▶ [Source passage]:
▽

Bug #7722
improve performance of equals/not equals when used with character/longchar
80%
History
#1 Updated by Constantin Asofiei 9 months ago
In a large app, there are ~350k calls of Text.compareTo
which originate from equals/not-equals operators (via CompareOps
). In these cases, we should use the uppercase compare only if their lengths are equal. For different lengths, there is no way for this equals/not-equals operators to return true.
Also, keep in mind that the lengths need to be compared using the StringHelper.safeTrimTrailingSpaces
result.
CompareOps.equals
is also called from BaseDataType.equals
.
#2 Updated by Alexandru Lungu 9 months ago
- Assignee set to Dănuț Filimon
#3 Updated by Alexandru Lungu 9 months ago
This makes sense. We have some recent implementation in FWD-H2 that was targeting this exact issue. We can even compare strings by reference s1 == s2
to short-circuit this. Also, we can use regionMatches
instead of 2 toUpperCase
and 1 equals
.
Danut, please mind that this is not about how Text.compareTo
is implemented, but the fact that a Text.equals
should have been used instead.
#4 Updated by Constantin Asofiei 9 months ago
Alexandru Lungu wrote:
This makes sense. We have some recent implementation in FWD-H2 that was targeting this exact issue. We can even compare strings by reference
s1 == s2
to short-circuit this.
This only works with intern'ed strings, right?
Also, we can use
regionMatches
instead of 2toUpperCase
and 1equals
.
There is this comment in Text.compareTo
:
// DO NOT use String.compareToIgnoreCase() since this lowercases and yields different // results for >, <, >= and <= forms when [ \ ^ _ ' characters are included in the operands return s1.toUpperCase().compareTo(s2.toUpperCase());
I don't think
regionMatches
can be used.
Danut, please mind that this is not about how
Text.compareTo
is implemented, but the fact that aText.equals
should have been used instead.
I think we need overloads as CompareOps.equals(Text, Text)
, to use Text.equals
.
#5 Updated by Alexandru Lungu 9 months ago
Constantin Asofiei wrote:
This only works with intern'ed strings, right?
Right. In FWD-H2 this short-circuit had a ~2% hit rate if I remember correctly. This was due to the fact that FWD-H2 uses a light-weight simulated string pool (mostly like an array cache with hash index), which allows the reuse of the same string instances where possible. In FWD however, I expect to see some strings that are interned at start-up, so this short-circuit may have a nice hit rate. This needs to be tracked.
We can leave this at the very end of the implementation.
Also, we can use
regionMatches
instead of 2toUpperCase
and 1equals
.There is this comment in
Text.compareTo
:
[...]
I don't thinkregionMatches
can be used.
I am aware of this comment. We need to investigate this further. Our text comparison methods are not uniform across the application. In FWD-H2 we have collation sensitive comparisons (generating and caching collation keys). I expect that the note you mention is in fact a collation problem in FWD, rather than a Java problem. Unfortunately, including collation aware comparisons may actually affect performance, but guarantee that we have a sound and complete solution.
But, this issue is only for comparisons, not equal checks. Therefore, most probably we can use regionMatches
for equality and keep compareTo
for comparisons.

△

▶ [Exercise requirements]:
A) In the bug thread, about how many calls of Text.compareTo in a large app originate from equals/not-equals operators?
B) Continue the bug thread from its last sentence.
The data that comes next is separate material, unrelated to the bug thread.

(Extracted records)

▽

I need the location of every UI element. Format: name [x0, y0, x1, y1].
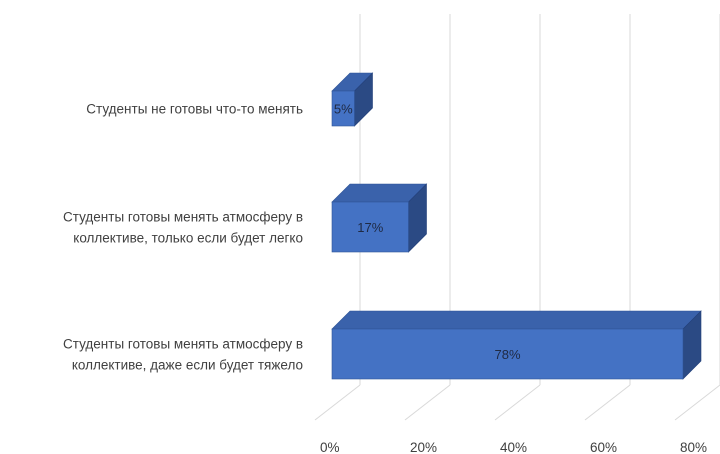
floor-gridline-0 — [314, 384, 361, 421]
x-tick-label: 20% — [410, 440, 437, 454]
floor-gridline-20 — [404, 384, 451, 421]
category-labels: Студенты не готовы что-то менять Студенты… — [63, 102, 303, 373]
category-label: Студенты готовы менять атмосферу в коллек… — [63, 337, 303, 373]
bar-front-face — [331, 201, 409, 253]
bar-2 — [331, 183, 428, 253]
data-label: 78% — [494, 347, 520, 362]
x-tick-label: 40% — [500, 440, 527, 454]
x-tick-label: 60% — [590, 440, 617, 454]
bar-top-face — [331, 310, 702, 330]
x-tick-label: 80% — [680, 440, 707, 454]
x-axis-tick-labels: 0% 20% 40% 60% 80% — [320, 440, 707, 454]
category-label-line: Студенты не готовы что-то менять — [86, 102, 303, 117]
category-label: Студенты готовы менять атмосферу в коллек… — [63, 210, 303, 246]
bars — [331, 72, 702, 380]
data-labels: 5% 17% 78% — [334, 102, 521, 363]
category-label-line: коллективе, даже если будет тяжело — [72, 358, 303, 373]
bar-front-face — [331, 328, 684, 380]
bar-front-face — [331, 90, 355, 127]
category-label-line: Студенты готовы менять атмосферу в — [63, 210, 303, 225]
bar-1 — [331, 72, 374, 127]
floor-gridline-80 — [674, 384, 720, 421]
floor-gridline-40 — [494, 384, 541, 421]
floor-gridline-60 — [584, 384, 631, 421]
x-tick-label: 0% — [320, 440, 340, 454]
category-label-line: коллективе, только если будет легко — [73, 231, 303, 246]
data-label: 17% — [357, 220, 383, 235]
category-label: Студенты не готовы что-то менять — [86, 102, 303, 117]
category-label-line: Студенты готовы менять атмосферу в — [63, 337, 303, 352]
data-label: 5% — [334, 102, 353, 117]
bar-3 — [331, 310, 702, 380]
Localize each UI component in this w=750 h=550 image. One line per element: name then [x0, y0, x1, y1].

△

▶ [Answers per task]:
A) About 350k calls.

B)
My conclusion for regionMatches
: we need to track down the issue that caused the mentioned note. If it proves to be a collation issue, we can open a separate task for further investigation.
#6 Updated by Alexandru Lungu 9 months ago
Created 7722a.
#7 Updated by Dănuț Filimon 9 months ago
Committed 7722a/rev.14704. Added Text.equals() method which uses regionMatches
. The method is called in CompareOps.equals
when both instances are Text
.
#8 Updated by Alexandru Lungu 9 months ago
Review of 7722a/rev.14704
- Use Override annotation for
equals
inText
. Make it return false if the parameter is not aText
. This will make the casting safe - Use a single return with
regionMatches
. The first parameter can be directlycaseSens || o.caseSens
instead of the if conditional. - I think
Text.value
andText.unknown
can be set in the same time (?). In this case, the code fails forop1 |-> {value: "a" unknown: true}
andop2 |-> {value: "a" unknown: false}
. In this case, even if they have the same value, one is known and the other is unknown. Please add thevalue o.value
short-circuit after you do the (unknown | null)-check. unknown || o.unknown
is more concise thanvalue null || o.value == null
.
#9 Updated by Alexandru Lungu 9 months ago
Danut, please get this done asap. I am planning to do a set of regression tests + profiling. I am keen on getting this merged today.
#10 Updated by Alexandru Lungu 9 months ago
- Status changed from New to WIP
- % Done changed from 0 to 80
#11 Updated by Dănuț Filimon 9 months ago
Alexandru Lungu wrote:
Danut, please get this done asap. I am planning to do a set of regression tests + profiling. I am keen on getting this merged today.
Committed 7722a/rev.14705. Made changes based on the #7722-8 review.
#12 Updated by Constantin Asofiei 9 months ago
Alexandru, there is a concern; if we compare case-insensitive, there is no guarantee that a lowercase and an uppercase letter is always of the same length. See this for a starting point: https://stackoverflow.com/questions/2357315/does-javas-tolowercase-preserve-original-string-length, especially the STRASSE
vs straße
case.
#13 Updated by Alexandru Lungu 9 months ago
Constantin Asofiei wrote:
Alexandru, there is a concern; if we compare case-insensitive, there is no guarantee that a lowercase and an uppercase letter is always of the same length. See this for a starting point: https://stackoverflow.com/questions/2357315/does-javas-tolowercase-preserve-original-string-length, especially the
STRASSE
vsstraße
case.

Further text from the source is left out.